● **PAGE EXTRACT**:
________________________________________

In Step (3) the amount of load to shed (DPshed) is determined as in Eq. (12.5), based on the MG reserve capacity (R) and on the active power unbalance (Pdist) estimated in Step (2),
DPshed = R — Pdist (12.5)
During islanding conditions, if the MG lacks energy to ensure power balance, the system will collapse. The energy balance in the storage unit (E) can be determined by Eq. (12.6).
E = Edp — Ems — Eve — Erl (12.6)
where EDP is the energy resultant from the power unbalance after the MG disturbance, EMS is the energy provided by the MS (both controllable and noncontrollable) and EVE is the energy resultant from the response of the EV to the frequency deviation. ERL results from: (1) the energy not supplied to responsive loads, which were disconnected due to the emergency state of the MG or (2) the energy to be supplied to dump loads, in case the disturbance leads to an excess of generation regarding the MG load.
Based on Eq. (12.6) it is possible to evaluate the energy required to ensure secure islanded operation. However, the energy injected/absorbed by the MG storage unit will depend on the response of the controllable MS such as SSMT or fuel cells (for example Solid Oxide Fuel Cells—SOFC). Since these units present a non-linear power response, the energy required to ensure MG robust operation following a disturbance cannot be accurately estimated using simplified linear models.
In order to overcome this difficulty, a simplified MG dynamic model that is represented in Fig. 12.18 was adopted. The model consists on a single equivalent bus, considering only the load, generation and storage resources. The model adopted neglects the presence of the LV network and the dynamics of the power converters, which are faster than the MG dynamic behavior. The storage unit and EV are represented by their external P-f control loop. TdP is the delay related to the response of voltage source inverters and Tinv is the delay of the EV grid coupling inverter . Loads and non-controllable MS are represented as constant active power.
The load shedding and the generation emergency dispatch are used as inputs of the MG dynamic model in order to evaluate the energy balance within the MG and the expected frequency deviation for a given period. As outputs, the model provides the total energy injected by the storage units and the MG frequency response. Based on these values, the algorithm then verifies if the MG storage units have sufficient capacity to ensure power balance and if the minimum frequency does not violate the admissible frequency limits (fmin). If these conditions are violated, it is possible to follow an iterative procedure to determine an additional amount of load to be disconnected and compensate the slow response of some MS to power control signals. The frequency threshold for its activation can also be identified, based on the frequency response obtained from the MG simplified model.
The proposed approach is intended to support MG islanding operation during short periods of time (i. e. less than 1 h). For larger time frames of operation in islanding conditions, complementary approaches need to be considered, involving forecasting of loads with different degrees of flexibility (including EV), as well as forecasts for renewable based microgeneration.

________________________________________

● **WHAT IS BEING ASKED**: Set down the part of the passage on microgrid load shedding between "E = Edp — Ems" and "the MG load.", inclusive, with every word unchanged.

● **SUPPLIED DATA**:
________________________________________

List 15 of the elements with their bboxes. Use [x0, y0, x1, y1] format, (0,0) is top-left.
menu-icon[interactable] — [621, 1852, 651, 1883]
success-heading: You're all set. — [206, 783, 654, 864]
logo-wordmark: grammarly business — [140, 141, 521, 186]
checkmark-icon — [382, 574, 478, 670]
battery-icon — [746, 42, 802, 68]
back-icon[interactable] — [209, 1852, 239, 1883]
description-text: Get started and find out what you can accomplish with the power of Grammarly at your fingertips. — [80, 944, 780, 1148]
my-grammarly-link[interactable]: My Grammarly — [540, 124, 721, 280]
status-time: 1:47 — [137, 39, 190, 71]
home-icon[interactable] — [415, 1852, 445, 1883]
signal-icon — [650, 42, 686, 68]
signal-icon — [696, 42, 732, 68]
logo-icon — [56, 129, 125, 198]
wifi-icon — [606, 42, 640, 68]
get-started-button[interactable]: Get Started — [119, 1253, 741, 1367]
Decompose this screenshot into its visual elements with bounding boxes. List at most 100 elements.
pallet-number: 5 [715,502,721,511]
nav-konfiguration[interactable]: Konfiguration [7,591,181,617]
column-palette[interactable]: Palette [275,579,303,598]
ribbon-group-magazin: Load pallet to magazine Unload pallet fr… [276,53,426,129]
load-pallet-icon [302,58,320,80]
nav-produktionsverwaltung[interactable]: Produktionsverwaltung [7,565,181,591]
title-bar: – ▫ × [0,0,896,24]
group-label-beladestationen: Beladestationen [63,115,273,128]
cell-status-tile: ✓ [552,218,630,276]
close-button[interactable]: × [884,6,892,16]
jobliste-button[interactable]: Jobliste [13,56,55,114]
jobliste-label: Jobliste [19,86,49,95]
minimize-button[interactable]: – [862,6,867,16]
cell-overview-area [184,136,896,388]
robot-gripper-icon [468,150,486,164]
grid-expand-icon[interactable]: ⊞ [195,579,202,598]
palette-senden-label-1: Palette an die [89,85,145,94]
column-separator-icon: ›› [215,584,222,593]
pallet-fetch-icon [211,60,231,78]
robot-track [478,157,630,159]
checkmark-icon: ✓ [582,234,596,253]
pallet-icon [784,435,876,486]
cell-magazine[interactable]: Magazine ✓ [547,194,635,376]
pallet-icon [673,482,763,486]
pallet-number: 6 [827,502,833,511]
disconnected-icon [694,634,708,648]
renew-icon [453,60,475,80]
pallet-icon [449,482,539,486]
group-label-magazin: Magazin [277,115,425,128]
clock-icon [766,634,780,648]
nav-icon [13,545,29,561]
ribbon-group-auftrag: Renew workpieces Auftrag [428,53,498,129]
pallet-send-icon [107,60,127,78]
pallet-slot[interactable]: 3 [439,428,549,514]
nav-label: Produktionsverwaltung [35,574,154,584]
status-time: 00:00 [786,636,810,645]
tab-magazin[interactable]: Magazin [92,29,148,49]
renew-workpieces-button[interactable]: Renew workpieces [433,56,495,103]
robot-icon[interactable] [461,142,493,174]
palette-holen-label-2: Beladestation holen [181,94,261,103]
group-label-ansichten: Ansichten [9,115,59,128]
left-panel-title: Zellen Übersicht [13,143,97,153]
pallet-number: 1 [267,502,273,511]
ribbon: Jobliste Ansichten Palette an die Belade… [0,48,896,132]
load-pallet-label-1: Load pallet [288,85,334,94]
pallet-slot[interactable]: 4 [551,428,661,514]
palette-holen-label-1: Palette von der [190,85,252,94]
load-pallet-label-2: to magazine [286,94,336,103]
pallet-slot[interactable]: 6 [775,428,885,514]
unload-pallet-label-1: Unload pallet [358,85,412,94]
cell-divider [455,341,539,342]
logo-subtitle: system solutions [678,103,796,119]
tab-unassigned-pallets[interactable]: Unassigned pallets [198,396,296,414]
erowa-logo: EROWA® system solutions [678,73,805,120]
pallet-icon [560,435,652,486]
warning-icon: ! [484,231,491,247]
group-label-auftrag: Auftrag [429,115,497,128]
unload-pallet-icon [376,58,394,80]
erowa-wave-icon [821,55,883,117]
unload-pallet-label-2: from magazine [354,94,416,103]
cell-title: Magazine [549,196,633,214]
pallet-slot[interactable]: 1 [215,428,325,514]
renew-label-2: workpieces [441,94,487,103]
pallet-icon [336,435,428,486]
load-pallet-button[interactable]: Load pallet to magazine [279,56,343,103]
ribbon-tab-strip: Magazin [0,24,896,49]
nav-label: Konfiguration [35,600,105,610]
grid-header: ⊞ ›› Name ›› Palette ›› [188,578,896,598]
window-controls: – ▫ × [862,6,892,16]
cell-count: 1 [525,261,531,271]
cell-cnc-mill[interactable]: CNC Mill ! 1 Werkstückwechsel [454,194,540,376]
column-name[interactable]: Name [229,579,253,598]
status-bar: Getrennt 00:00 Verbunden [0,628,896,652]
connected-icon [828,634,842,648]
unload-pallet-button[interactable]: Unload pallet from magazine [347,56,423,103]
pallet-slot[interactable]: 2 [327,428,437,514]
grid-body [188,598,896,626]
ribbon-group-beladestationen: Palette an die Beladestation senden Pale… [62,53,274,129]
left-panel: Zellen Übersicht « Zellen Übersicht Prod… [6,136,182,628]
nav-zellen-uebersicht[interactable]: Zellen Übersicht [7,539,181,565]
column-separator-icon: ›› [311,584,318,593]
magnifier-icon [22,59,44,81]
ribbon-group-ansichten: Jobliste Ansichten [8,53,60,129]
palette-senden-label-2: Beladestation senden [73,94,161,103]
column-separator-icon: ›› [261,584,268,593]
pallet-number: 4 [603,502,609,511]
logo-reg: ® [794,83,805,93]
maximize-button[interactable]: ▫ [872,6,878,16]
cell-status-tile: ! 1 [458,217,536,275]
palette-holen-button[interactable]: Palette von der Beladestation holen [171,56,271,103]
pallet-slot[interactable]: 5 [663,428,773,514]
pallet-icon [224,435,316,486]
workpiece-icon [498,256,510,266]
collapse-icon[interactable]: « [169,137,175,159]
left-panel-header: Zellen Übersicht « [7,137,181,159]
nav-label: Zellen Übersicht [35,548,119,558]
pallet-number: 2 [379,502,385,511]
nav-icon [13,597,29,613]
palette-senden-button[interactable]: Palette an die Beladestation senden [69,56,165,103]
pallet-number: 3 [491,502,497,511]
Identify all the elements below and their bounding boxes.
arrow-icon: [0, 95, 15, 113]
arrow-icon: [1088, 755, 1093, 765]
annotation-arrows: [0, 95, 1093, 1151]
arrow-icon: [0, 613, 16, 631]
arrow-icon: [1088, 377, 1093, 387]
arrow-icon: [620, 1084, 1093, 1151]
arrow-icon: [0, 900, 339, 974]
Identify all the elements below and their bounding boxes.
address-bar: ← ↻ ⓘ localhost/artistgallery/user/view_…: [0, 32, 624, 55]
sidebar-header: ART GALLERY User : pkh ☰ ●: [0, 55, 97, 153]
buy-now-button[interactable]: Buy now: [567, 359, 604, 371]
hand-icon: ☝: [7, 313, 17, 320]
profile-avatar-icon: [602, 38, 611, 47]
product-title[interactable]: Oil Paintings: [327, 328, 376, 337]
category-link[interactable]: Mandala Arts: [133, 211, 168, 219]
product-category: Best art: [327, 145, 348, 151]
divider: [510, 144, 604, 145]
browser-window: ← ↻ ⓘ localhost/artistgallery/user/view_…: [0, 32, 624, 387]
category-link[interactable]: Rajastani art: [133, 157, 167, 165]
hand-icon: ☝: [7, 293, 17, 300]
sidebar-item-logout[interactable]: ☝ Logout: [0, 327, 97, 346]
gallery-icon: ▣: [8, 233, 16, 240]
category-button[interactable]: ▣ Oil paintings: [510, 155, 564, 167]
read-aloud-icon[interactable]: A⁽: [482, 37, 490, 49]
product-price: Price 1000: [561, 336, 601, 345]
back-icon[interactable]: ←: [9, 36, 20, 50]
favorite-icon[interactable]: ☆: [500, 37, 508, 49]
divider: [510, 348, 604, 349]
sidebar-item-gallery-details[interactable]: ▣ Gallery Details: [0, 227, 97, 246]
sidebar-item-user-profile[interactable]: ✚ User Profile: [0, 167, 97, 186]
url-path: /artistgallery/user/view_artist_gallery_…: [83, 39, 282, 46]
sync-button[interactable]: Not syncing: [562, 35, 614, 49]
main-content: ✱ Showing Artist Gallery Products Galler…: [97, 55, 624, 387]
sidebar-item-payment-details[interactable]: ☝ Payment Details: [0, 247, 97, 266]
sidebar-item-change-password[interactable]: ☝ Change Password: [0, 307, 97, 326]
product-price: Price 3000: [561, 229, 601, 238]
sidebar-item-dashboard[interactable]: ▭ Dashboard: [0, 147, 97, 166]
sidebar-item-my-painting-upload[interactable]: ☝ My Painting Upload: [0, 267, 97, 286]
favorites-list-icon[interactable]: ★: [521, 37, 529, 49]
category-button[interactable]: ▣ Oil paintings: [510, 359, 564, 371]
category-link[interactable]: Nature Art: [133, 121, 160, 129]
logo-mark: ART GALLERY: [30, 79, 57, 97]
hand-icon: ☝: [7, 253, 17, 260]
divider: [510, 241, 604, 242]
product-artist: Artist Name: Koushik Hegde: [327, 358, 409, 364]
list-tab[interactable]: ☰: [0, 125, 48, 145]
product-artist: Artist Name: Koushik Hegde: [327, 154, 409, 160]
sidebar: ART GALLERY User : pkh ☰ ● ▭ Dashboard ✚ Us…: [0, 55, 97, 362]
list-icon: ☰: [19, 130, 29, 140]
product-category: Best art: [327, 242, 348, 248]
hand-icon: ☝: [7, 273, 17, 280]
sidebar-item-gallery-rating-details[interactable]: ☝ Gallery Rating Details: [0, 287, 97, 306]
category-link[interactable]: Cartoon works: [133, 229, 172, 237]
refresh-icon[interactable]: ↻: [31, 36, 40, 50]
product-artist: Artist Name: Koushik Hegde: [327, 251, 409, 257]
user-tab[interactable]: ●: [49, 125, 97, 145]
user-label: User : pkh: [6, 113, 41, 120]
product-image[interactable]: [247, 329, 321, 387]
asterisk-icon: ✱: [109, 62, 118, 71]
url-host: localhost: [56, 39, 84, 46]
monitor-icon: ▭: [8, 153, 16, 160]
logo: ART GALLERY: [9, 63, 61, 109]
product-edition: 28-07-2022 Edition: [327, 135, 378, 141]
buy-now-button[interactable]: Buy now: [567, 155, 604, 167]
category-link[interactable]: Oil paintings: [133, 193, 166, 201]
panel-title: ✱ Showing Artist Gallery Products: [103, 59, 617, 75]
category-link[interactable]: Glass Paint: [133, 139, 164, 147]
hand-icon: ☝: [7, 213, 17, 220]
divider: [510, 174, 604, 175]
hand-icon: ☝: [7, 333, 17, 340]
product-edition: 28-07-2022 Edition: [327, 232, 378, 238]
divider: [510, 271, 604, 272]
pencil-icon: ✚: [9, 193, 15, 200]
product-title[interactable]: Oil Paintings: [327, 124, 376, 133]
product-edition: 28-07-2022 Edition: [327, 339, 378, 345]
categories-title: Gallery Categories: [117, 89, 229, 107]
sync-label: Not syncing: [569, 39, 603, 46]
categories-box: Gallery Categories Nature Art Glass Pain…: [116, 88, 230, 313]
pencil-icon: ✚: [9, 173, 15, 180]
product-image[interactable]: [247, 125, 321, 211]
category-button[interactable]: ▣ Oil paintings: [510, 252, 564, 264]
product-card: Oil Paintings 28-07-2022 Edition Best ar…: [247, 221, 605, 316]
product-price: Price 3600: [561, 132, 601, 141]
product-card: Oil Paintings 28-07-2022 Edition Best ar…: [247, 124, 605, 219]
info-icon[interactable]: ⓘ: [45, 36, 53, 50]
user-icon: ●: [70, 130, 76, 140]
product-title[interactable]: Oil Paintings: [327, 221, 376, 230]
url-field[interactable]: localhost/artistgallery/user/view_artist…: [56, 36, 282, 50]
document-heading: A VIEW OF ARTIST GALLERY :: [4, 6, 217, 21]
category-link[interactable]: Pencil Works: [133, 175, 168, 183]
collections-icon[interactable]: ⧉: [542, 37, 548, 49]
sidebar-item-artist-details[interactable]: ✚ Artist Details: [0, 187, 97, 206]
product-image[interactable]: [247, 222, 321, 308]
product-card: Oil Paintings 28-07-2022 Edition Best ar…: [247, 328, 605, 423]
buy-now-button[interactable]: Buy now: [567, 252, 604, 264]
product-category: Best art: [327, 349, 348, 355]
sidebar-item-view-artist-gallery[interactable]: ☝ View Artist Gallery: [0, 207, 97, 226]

________________________________________

● **THE ANSWER**:
E = Edp — Ems — Eve — Erl (12.6)
where EDP is the energy resultant from the power unbalance after the MG disturbance, EMS is the energy provided by the MS (both controllable and noncontrollable) and EVE is the energy resultant from the response of the EV to the frequency deviation. ERL results from: (1) the energy not supplied to responsive loads, which were disconnected due to the emergency state of the MG or (2) the energy to be supplied to dump loads, in case the disturbance leads to an excess of generation regarding the MG load.